→ **RECORD EXCERPTS**:
==================================================
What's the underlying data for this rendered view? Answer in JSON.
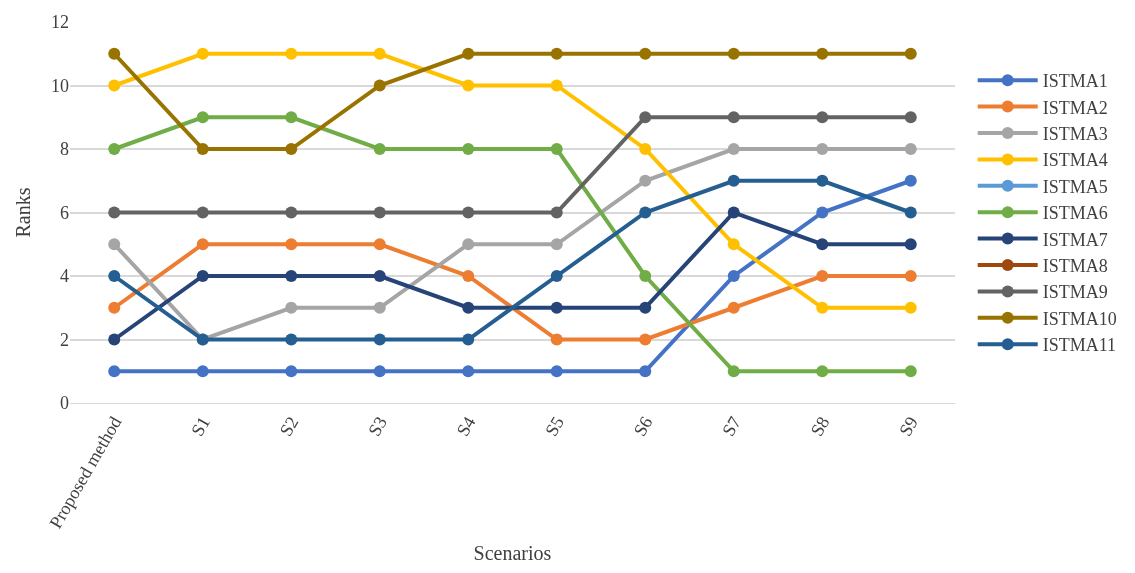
{
  "chart_data": {
    "type": "line",
    "xlabel": "Scenarios",
    "ylabel": "Ranks",
    "categories": [
      "Proposed method",
      "S1",
      "S2",
      "S3",
      "S4",
      "S5",
      "S6",
      "S7",
      "S8",
      "S9"
    ],
    "ylim": [
      0,
      12
    ],
    "yticks": [
      0,
      2,
      4,
      6,
      8,
      10,
      12
    ],
    "grid": "y",
    "legend": "right",
    "marker": "circle",
    "line_style": "solid",
    "series": [
      {
        "name": "ISTMA1",
        "color": "#4472c4",
        "values": [
          1,
          1,
          1,
          1,
          1,
          1,
          1,
          4,
          6,
          7
        ]
      },
      {
        "name": "ISTMA2",
        "color": "#ed7d31",
        "values": [
          3,
          5,
          5,
          5,
          4,
          2,
          2,
          3,
          4,
          4
        ]
      },
      {
        "name": "ISTMA3",
        "color": "#a5a5a5",
        "values": [
          5,
          2,
          3,
          3,
          5,
          5,
          7,
          8,
          8,
          8
        ]
      },
      {
        "name": "ISTMA4",
        "color": "#ffc000",
        "values": [
          10,
          11,
          11,
          11,
          10,
          10,
          8,
          5,
          3,
          3
        ]
      },
      {
        "name": "ISTMA5",
        "color": "#5b9bd5",
        "values": [
          null,
          null,
          null,
          null,
          null,
          null,
          null,
          null,
          null,
          null
        ]
      },
      {
        "name": "ISTMA6",
        "color": "#70ad47",
        "values": [
          8,
          9,
          9,
          8,
          8,
          8,
          4,
          1,
          1,
          1
        ]
      },
      {
        "name": "ISTMA7",
        "color": "#264478",
        "values": [
          2,
          4,
          4,
          4,
          3,
          3,
          3,
          6,
          5,
          5
        ]
      },
      {
        "name": "ISTMA8",
        "color": "#9e480e",
        "values": [
          null,
          null,
          null,
          null,
          null,
          null,
          null,
          null,
          null,
          null
        ]
      },
      {
        "name": "ISTMA9",
        "color": "#636363",
        "values": [
          6,
          6,
          6,
          6,
          6,
          6,
          9,
          9,
          9,
          9
        ]
      },
      {
        "name": "ISTMA10",
        "color": "#997300",
        "values": [
          11,
          8,
          8,
          10,
          11,
          11,
          11,
          11,
          11,
          11
        ]
      },
      {
        "name": "ISTMA11",
        "color": "#255e91",
        "values": [
          4,
          2,
          2,
          2,
          2,
          4,
          6,
          7,
          7,
          6
        ]
      }
    ]
  }
}
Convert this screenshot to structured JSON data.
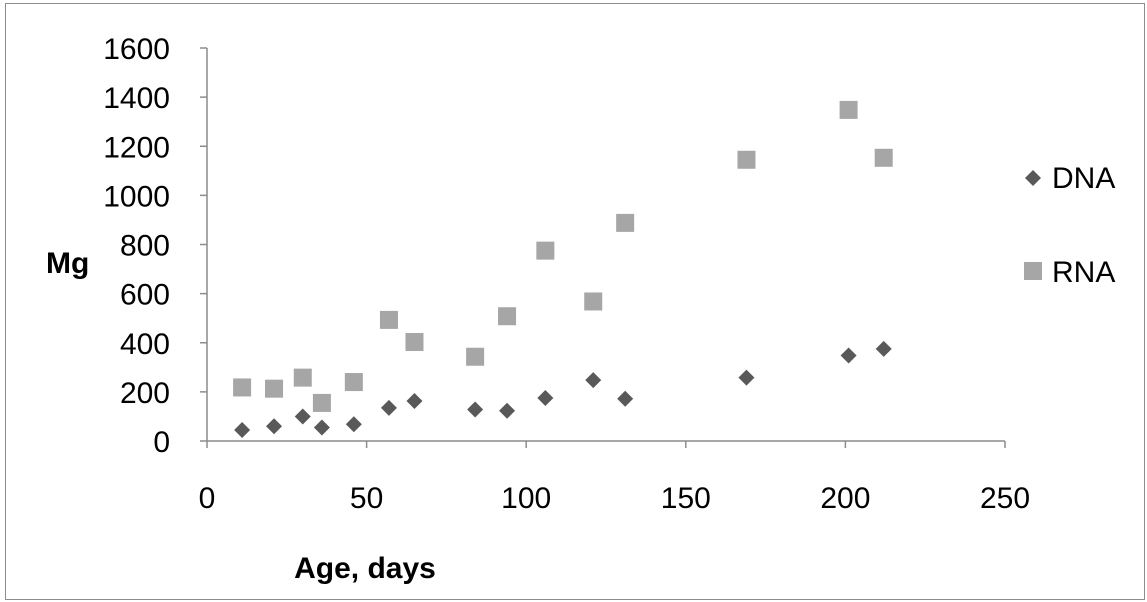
{
  "chart_data": {
    "type": "scatter",
    "title": "",
    "xlabel": "Age, days",
    "ylabel": "Mg",
    "xlim": [
      0,
      250
    ],
    "ylim": [
      0,
      1600
    ],
    "x_ticks": [
      0,
      50,
      100,
      150,
      200,
      250
    ],
    "y_ticks": [
      0,
      200,
      400,
      600,
      800,
      1000,
      1200,
      1400,
      1600
    ],
    "x_tick_labels": [
      "0",
      "50",
      "100",
      "150",
      "200",
      "250"
    ],
    "y_tick_labels": [
      "0",
      "200",
      "400",
      "600",
      "800",
      "1000",
      "1200",
      "1400",
      "1600"
    ],
    "grid": false,
    "legend_position": "right",
    "series": [
      {
        "name": "DNA",
        "marker": "diamond",
        "color": "#595959",
        "points": [
          [
            11,
            45
          ],
          [
            21,
            60
          ],
          [
            30,
            100
          ],
          [
            36,
            55
          ],
          [
            46,
            68
          ],
          [
            57,
            135
          ],
          [
            65,
            163
          ],
          [
            84,
            128
          ],
          [
            94,
            123
          ],
          [
            106,
            175
          ],
          [
            121,
            248
          ],
          [
            131,
            172
          ],
          [
            169,
            258
          ],
          [
            201,
            348
          ],
          [
            212,
            375
          ]
        ]
      },
      {
        "name": "RNA",
        "marker": "square",
        "color": "#a6a6a6",
        "points": [
          [
            11,
            218
          ],
          [
            21,
            213
          ],
          [
            30,
            258
          ],
          [
            36,
            155
          ],
          [
            46,
            240
          ],
          [
            57,
            493
          ],
          [
            65,
            403
          ],
          [
            84,
            343
          ],
          [
            94,
            508
          ],
          [
            106,
            775
          ],
          [
            121,
            568
          ],
          [
            131,
            888
          ],
          [
            169,
            1145
          ],
          [
            201,
            1348
          ],
          [
            212,
            1153
          ]
        ]
      }
    ]
  }
}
==================================================
→ **REQUIRED WORK**: Check each line above for the word "right", and copy the lines where it appears.

→ **EXERCISE ANSWER**:
    "legend": "right",
    "legend_position": "right",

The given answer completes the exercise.